Legitimate reasons to wait: Early beta builds have shown intermittent battery drain on S24 Ultra units, specifically tied to background Galaxy AI processing. Samsung is aware. It’ll get patched. If battery life is a priority, waiting for the first stable revision is rational.
Device-specific recommendation:
- Galaxy S26 series: Install it. The chipset-specific improvements are worth it, built around S26 series.
- Galaxy S25 series: Install it. The chipset-specific improvements are worth it, and the beta build is stable enough for daily drivers.
- Galaxy S24 series: Wait for the stable release unless you’re in the beta program and comfortable with occasional rough edges. The features are real, but there’s no urgency that outweighs the known battery drain issue on some units.
One UI 8.5 isn’t a revolution. It’s Samsung doing what it does well in software cycles — iterating hard on the details that compound over time. That’s worth something.

○ ○ ○ ○ ○

Exercise requirements —
a) According to the One UI 8.5 update advice, what problem have early beta builds shown on S24 Ultra units?
b) Pick up the One UI 8.5 update advice after its final sentence and carry it forward.

Information given —
○ ○ ○ ○ ○

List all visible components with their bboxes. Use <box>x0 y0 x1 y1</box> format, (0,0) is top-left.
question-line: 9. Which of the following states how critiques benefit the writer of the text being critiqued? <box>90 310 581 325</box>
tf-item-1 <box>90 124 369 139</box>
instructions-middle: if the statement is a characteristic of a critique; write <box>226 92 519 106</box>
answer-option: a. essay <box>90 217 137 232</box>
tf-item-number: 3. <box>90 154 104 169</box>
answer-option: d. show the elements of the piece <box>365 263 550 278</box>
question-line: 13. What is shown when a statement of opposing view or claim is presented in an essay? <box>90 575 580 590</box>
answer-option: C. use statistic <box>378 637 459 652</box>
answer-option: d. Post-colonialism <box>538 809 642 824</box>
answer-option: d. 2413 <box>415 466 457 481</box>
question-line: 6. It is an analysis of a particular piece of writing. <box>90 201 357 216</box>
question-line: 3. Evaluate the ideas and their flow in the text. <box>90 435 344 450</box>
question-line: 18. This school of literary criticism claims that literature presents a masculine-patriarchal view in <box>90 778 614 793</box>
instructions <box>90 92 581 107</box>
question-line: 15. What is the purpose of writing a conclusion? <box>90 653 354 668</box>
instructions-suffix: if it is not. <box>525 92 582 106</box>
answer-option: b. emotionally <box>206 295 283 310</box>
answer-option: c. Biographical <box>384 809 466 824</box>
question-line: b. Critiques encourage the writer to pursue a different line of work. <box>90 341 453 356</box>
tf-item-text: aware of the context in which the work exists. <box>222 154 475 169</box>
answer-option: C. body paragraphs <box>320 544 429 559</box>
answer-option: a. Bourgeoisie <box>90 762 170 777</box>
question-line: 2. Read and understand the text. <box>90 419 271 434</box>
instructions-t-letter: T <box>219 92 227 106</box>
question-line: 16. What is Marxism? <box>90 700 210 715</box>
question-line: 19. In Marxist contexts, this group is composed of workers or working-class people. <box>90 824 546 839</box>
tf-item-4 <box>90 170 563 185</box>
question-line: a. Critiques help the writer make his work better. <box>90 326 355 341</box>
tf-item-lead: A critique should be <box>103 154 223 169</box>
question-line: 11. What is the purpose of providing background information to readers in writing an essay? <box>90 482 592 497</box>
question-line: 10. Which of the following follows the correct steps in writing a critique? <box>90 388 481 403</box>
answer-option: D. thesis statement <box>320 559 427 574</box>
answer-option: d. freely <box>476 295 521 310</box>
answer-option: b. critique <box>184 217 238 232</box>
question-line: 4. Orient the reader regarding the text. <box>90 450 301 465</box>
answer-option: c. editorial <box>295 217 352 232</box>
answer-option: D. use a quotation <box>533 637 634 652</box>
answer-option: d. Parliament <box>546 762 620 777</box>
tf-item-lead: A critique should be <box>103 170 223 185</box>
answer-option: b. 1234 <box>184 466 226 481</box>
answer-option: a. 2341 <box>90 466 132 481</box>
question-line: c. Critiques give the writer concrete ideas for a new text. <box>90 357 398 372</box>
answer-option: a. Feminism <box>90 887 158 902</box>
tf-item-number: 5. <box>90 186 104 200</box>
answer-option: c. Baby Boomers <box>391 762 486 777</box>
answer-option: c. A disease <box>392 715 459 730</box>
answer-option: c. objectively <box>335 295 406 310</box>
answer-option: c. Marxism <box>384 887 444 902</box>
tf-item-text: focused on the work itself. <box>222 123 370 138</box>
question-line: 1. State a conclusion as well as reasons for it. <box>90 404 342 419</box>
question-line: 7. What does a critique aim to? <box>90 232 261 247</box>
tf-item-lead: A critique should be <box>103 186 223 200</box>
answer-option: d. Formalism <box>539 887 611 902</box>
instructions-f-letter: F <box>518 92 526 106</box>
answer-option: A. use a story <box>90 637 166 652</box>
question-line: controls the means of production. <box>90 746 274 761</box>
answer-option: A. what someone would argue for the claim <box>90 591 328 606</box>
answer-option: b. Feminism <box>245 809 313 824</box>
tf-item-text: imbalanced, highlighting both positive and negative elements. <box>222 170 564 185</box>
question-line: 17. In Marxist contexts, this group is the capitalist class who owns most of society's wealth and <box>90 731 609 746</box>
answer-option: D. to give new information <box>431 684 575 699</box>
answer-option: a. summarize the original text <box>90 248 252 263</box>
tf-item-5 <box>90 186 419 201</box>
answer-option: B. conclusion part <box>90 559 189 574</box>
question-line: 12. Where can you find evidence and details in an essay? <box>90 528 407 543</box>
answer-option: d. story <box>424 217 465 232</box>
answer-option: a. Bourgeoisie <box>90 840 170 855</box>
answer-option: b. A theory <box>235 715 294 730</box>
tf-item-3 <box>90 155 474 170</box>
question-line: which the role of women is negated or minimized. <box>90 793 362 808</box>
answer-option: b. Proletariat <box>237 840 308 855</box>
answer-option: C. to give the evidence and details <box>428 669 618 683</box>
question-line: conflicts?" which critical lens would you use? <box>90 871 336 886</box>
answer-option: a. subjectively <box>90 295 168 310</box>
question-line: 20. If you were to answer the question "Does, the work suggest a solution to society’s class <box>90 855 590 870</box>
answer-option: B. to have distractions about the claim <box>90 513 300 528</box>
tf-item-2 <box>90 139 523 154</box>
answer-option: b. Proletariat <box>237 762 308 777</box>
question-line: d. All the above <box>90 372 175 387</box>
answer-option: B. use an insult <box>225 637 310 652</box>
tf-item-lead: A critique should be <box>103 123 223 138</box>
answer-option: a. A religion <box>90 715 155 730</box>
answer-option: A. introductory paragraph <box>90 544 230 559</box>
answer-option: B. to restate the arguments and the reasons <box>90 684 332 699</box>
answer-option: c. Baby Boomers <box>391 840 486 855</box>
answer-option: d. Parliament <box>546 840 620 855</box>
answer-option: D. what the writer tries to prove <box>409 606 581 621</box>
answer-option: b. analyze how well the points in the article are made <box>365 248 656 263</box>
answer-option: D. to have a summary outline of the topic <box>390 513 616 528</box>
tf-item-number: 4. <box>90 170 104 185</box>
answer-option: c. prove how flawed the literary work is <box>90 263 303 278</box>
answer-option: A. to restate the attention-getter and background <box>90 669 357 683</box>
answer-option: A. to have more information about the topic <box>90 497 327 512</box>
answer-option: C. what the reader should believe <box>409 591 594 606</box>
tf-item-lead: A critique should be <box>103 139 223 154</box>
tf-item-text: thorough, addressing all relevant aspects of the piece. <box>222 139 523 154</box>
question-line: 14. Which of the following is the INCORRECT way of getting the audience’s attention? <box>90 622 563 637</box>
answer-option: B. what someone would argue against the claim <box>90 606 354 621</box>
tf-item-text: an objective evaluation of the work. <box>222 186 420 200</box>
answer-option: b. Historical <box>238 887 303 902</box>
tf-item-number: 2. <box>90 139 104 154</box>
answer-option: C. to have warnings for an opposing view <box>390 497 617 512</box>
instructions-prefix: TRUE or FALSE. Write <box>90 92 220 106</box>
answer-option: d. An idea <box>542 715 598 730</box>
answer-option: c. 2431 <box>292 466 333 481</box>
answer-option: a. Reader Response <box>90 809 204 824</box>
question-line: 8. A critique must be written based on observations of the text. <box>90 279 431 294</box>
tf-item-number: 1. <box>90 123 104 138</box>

○ ○ ○ ○ ○

Results of the tasks —
a) Intermittent battery drain tied to background Galaxy AI processing.

b)
Frequently Asked Questions
What devices are getting the Samsung One UI 8.5 update?
Samsung One UI 8.5 is confirmed for the Galaxy S25 series (S25, S25+, S25 Ultra) and the Galaxy S24 series (S24, S24+, S24 Ultra). The beta program launched first on the S25 Ultra before expanding to other S25 models, with S24 devices joining in subsequent waves. Galaxy Z Fold and Z Flip eligibility has not been officially confirmed at launch, but Samsung’s broader update policy for flagships suggests foldables will follow. Regional rollout is staggered, with South Korea and select European markets receiving builds ahead of North America.
Is One UI 8.5 based on Android 16?
No. Samsung One UI 8.5 runs on an updated Android 15 fork, not Android 16. Android 16 support is expected to arrive with One UI 9, Samsung’s next major release. This means One UI 8.5 is a feature and refinement update — not a platform upgrade — and its security patch cadence will continue on the Android 15 track until One UI 9 ships.
What are the biggest new features in One UI 8.5?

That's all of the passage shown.